Set problem: Pull out every line below holding the word "order".

[Dataset rows about figures]
++++++++++++++++++++
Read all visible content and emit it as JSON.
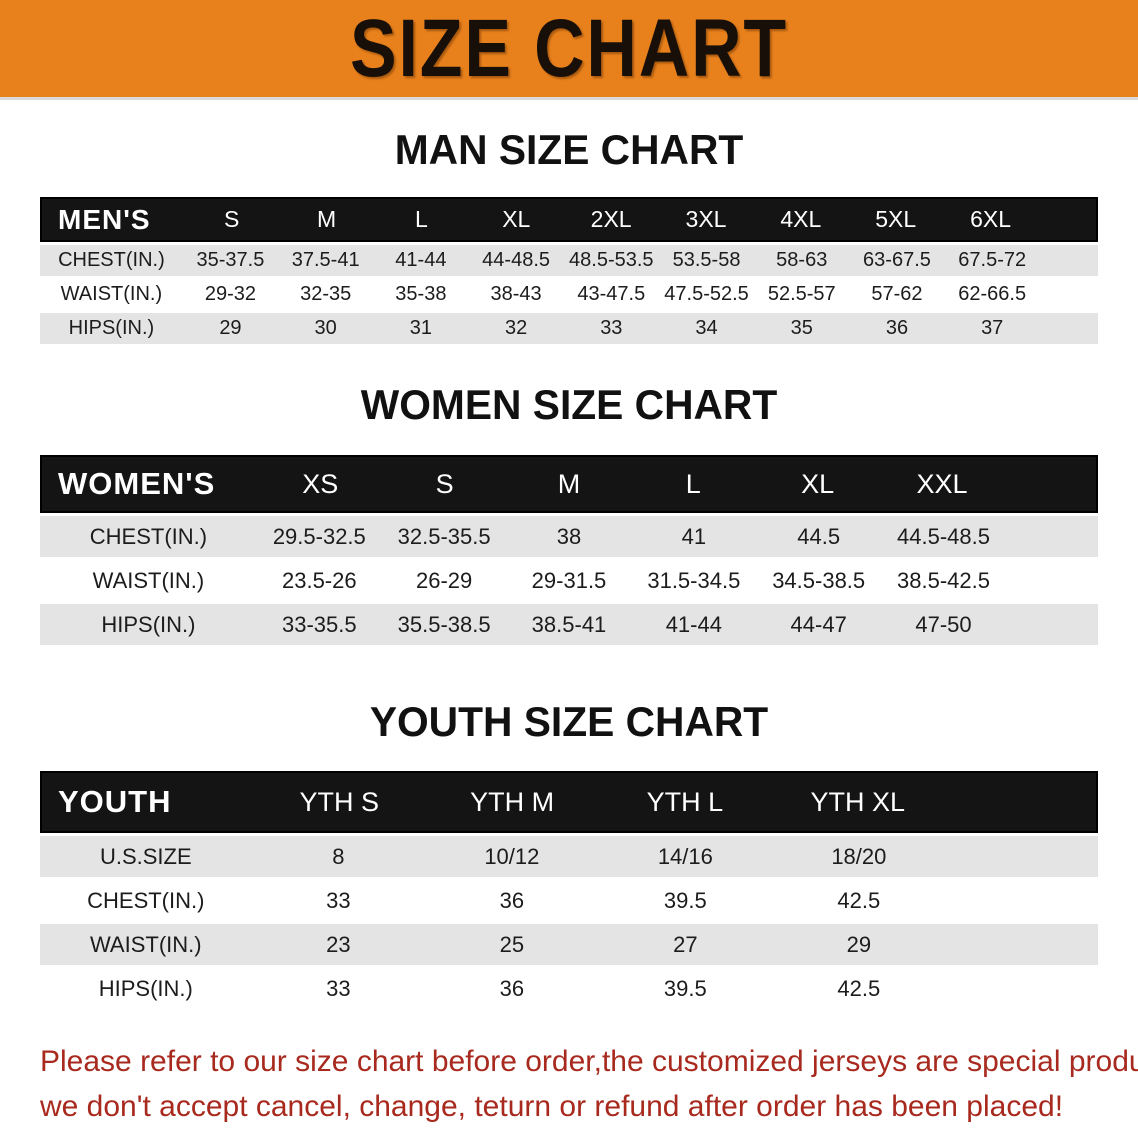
{
  "banner": {
    "title": "SIZE CHART",
    "bg_color": "#E8811C"
  },
  "colors": {
    "header_bar": "#141414",
    "row_gray": "#e4e4e4",
    "row_white": "#ffffff",
    "disclaimer_red": "#a8291e"
  },
  "men": {
    "heading": "MAN SIZE CHART",
    "label": "MEN'S",
    "sizes": [
      "S",
      "M",
      "L",
      "XL",
      "2XL",
      "3XL",
      "4XL",
      "5XL",
      "6XL"
    ],
    "rows": [
      {
        "label": "CHEST(IN.)",
        "values": [
          "35-37.5",
          "37.5-41",
          "41-44",
          "44-48.5",
          "48.5-53.5",
          "53.5-58",
          "58-63",
          "63-67.5",
          "67.5-72"
        ]
      },
      {
        "label": "WAIST(IN.)",
        "values": [
          "29-32",
          "32-35",
          "35-38",
          "38-43",
          "43-47.5",
          "47.5-52.5",
          "52.5-57",
          "57-62",
          "62-66.5"
        ]
      },
      {
        "label": "HIPS(IN.)",
        "values": [
          "29",
          "30",
          "31",
          "32",
          "33",
          "34",
          "35",
          "36",
          "37"
        ]
      }
    ]
  },
  "women": {
    "heading": "WOMEN SIZE CHART",
    "label": "WOMEN'S",
    "sizes": [
      "XS",
      "S",
      "M",
      "L",
      "XL",
      "XXL"
    ],
    "rows": [
      {
        "label": "CHEST(IN.)",
        "values": [
          "29.5-32.5",
          "32.5-35.5",
          "38",
          "41",
          "44.5",
          "44.5-48.5"
        ]
      },
      {
        "label": "WAIST(IN.)",
        "values": [
          "23.5-26",
          "26-29",
          "29-31.5",
          "31.5-34.5",
          "34.5-38.5",
          "38.5-42.5"
        ]
      },
      {
        "label": "HIPS(IN.)",
        "values": [
          "33-35.5",
          "35.5-38.5",
          "38.5-41",
          "41-44",
          "44-47",
          "47-50"
        ]
      }
    ]
  },
  "youth": {
    "heading": "YOUTH SIZE CHART",
    "label": "YOUTH",
    "sizes": [
      "YTH S",
      "YTH M",
      "YTH L",
      "YTH XL"
    ],
    "rows": [
      {
        "label": "U.S.SIZE",
        "values": [
          "8",
          "10/12",
          "14/16",
          "18/20"
        ]
      },
      {
        "label": "CHEST(IN.)",
        "values": [
          "33",
          "36",
          "39.5",
          "42.5"
        ]
      },
      {
        "label": "WAIST(IN.)",
        "values": [
          "23",
          "25",
          "27",
          "29"
        ]
      },
      {
        "label": "HIPS(IN.)",
        "values": [
          "33",
          "36",
          "39.5",
          "42.5"
        ]
      }
    ]
  },
  "disclaimer": {
    "line1": "Please refer to our size chart before order,the customized jerseys are special products,",
    "line2": "we don't accept cancel, change, teturn or refund after order has been placed!"
  }
}
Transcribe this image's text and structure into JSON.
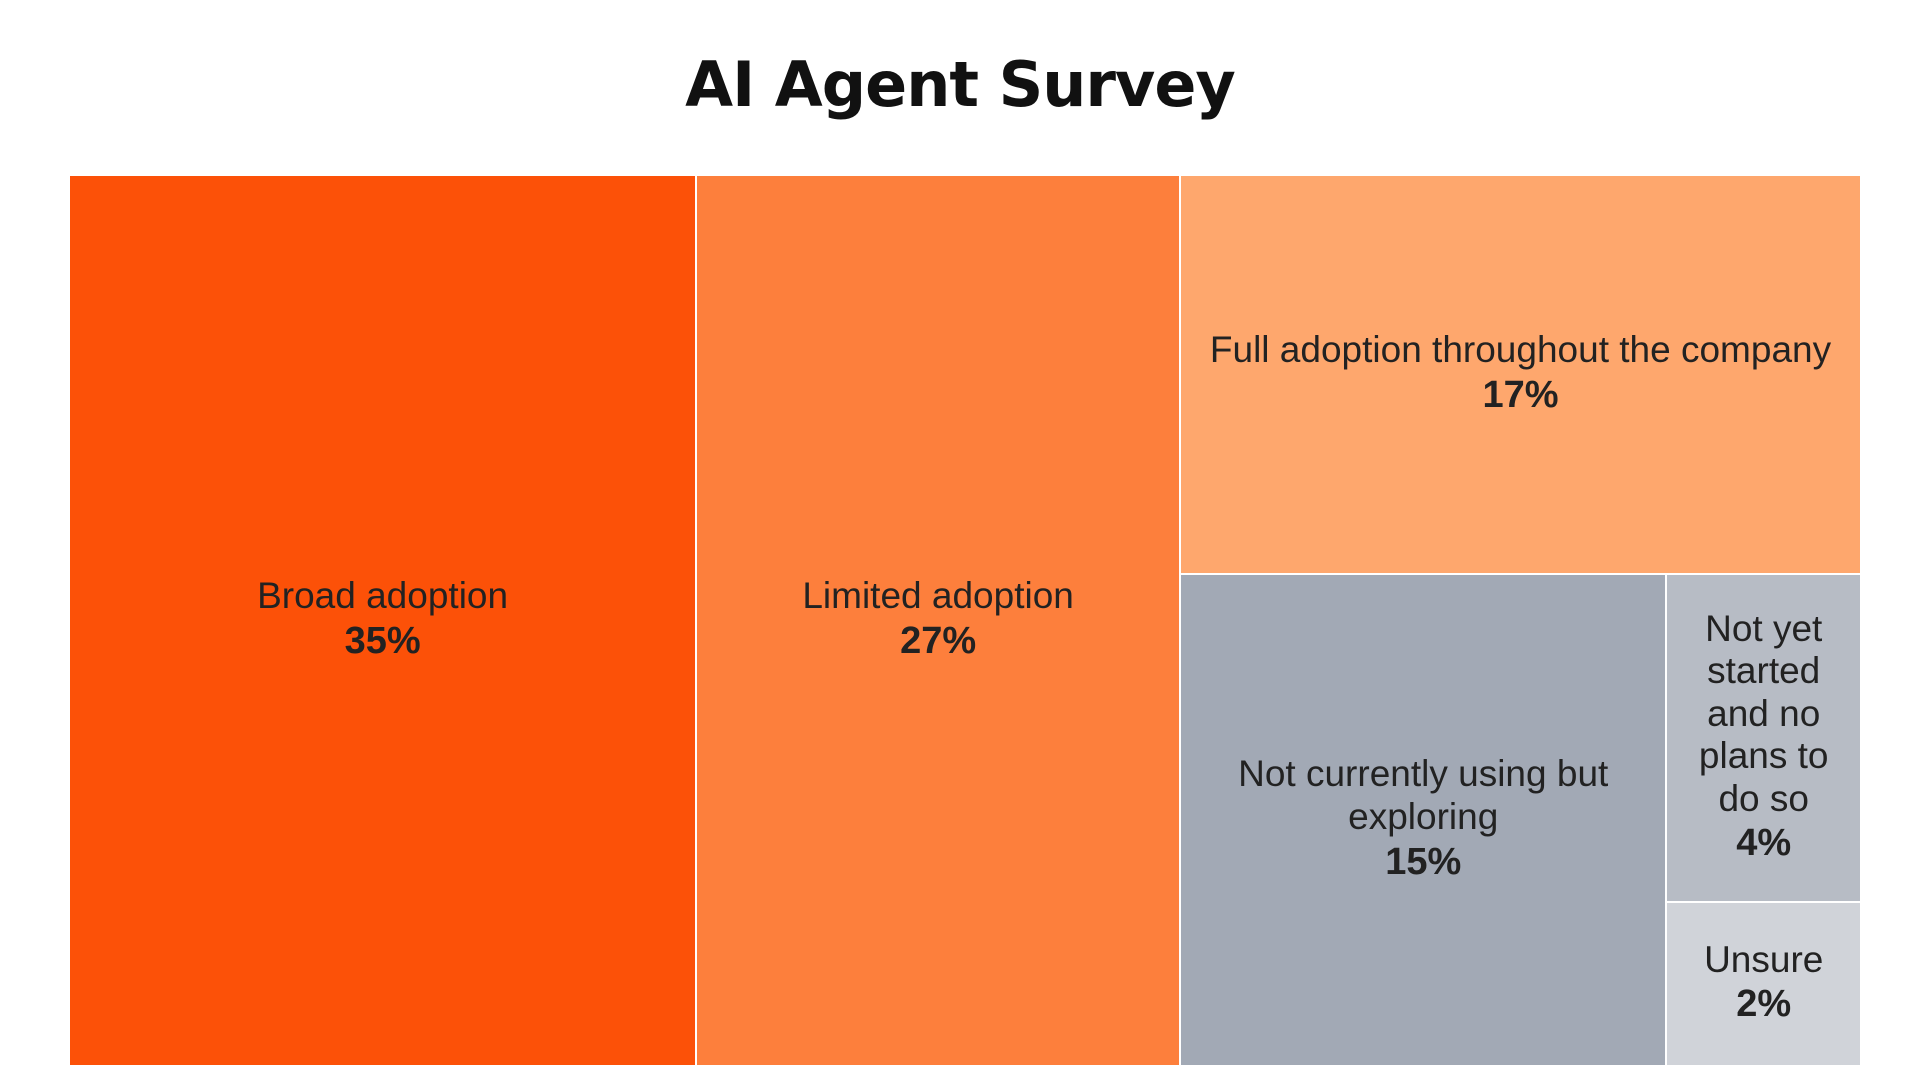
++++++++++++++++++++
Solved problem:
    "line1": "Please refer to our size chart before order,the customized jerseys are special products,",
    "line2": "we don't accept cancel, change, teturn or refund after order has been placed!"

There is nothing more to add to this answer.